Your task is to reproduce the entries below word for word.

==== Supplied records

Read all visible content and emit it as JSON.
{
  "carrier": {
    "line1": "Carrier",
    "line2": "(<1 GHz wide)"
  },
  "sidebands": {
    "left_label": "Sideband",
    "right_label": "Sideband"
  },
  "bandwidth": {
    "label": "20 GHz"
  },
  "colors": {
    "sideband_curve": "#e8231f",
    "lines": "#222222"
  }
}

========

Exercise answer:
Read all visible content and emit it as JSON.
{
  "carrier": {
    "line1": "Carrier",
    "line2": "(<1 GHz wide)"
  },
  "sidebands": {
    "left_label": "Sideband",
    "right_label": "Sideband"
  },
  "bandwidth": {
    "label": "20 GHz"
  },
  "colors": {
    "sideband_curve": "#e8231f",
    "lines": "#222222"
  }
}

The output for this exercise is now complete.